AIM
Retype the whole listing below, character for character.

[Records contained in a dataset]
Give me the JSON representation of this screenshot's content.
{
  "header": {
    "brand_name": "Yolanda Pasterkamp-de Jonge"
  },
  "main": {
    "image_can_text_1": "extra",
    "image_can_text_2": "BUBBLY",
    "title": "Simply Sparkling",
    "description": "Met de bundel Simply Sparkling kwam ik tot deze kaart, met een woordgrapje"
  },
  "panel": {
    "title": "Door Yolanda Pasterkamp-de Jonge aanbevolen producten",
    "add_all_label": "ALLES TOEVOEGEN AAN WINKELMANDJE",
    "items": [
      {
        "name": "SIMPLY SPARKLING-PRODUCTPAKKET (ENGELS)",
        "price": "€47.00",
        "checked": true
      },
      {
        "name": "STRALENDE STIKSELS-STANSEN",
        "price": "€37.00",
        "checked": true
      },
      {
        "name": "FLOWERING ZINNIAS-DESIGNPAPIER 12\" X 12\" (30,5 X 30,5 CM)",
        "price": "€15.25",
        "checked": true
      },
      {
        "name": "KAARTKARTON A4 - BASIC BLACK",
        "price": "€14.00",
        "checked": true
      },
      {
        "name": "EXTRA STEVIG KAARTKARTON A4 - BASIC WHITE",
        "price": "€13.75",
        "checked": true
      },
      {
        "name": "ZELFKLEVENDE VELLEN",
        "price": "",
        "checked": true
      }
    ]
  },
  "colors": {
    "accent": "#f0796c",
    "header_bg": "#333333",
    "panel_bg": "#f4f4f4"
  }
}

EXERCISE ANSWER
Give me the JSON representation of this screenshot's content.
{
  "header": {
    "brand_name": "Yolanda Pasterkamp-de Jonge"
  },
  "main": {
    "image_can_text_1": "extra",
    "image_can_text_2": "BUBBLY",
    "title": "Simply Sparkling",
    "description": "Met de bundel Simply Sparkling kwam ik tot deze kaart, met een woordgrapje"
  },
  "panel": {
    "title": "Door Yolanda Pasterkamp-de Jonge aanbevolen producten",
    "add_all_label": "ALLES TOEVOEGEN AAN WINKELMANDJE",
    "items": [
      {
        "name": "SIMPLY SPARKLING-PRODUCTPAKKET (ENGELS)",
        "price": "€47.00",
        "checked": true
      },
      {
        "name": "STRALENDE STIKSELS-STANSEN",
        "price": "€37.00",
        "checked": true
      },
      {
        "name": "FLOWERING ZINNIAS-DESIGNPAPIER 12\" X 12\" (30,5 X 30,5 CM)",
        "price": "€15.25",
        "checked": true
      },
      {
        "name": "KAARTKARTON A4 - BASIC BLACK",
        "price": "€14.00",
        "checked": true
      },
      {
        "name": "EXTRA STEVIG KAARTKARTON A4 - BASIC WHITE",
        "price": "€13.75",
        "checked": true
      },
      {
        "name": "ZELFKLEVENDE VELLEN",
        "price": "",
        "checked": true
      }
    ]
  },
  "colors": {
    "accent": "#f0796c",
    "header_bg": "#333333",
    "panel_bg": "#f4f4f4"
  }
}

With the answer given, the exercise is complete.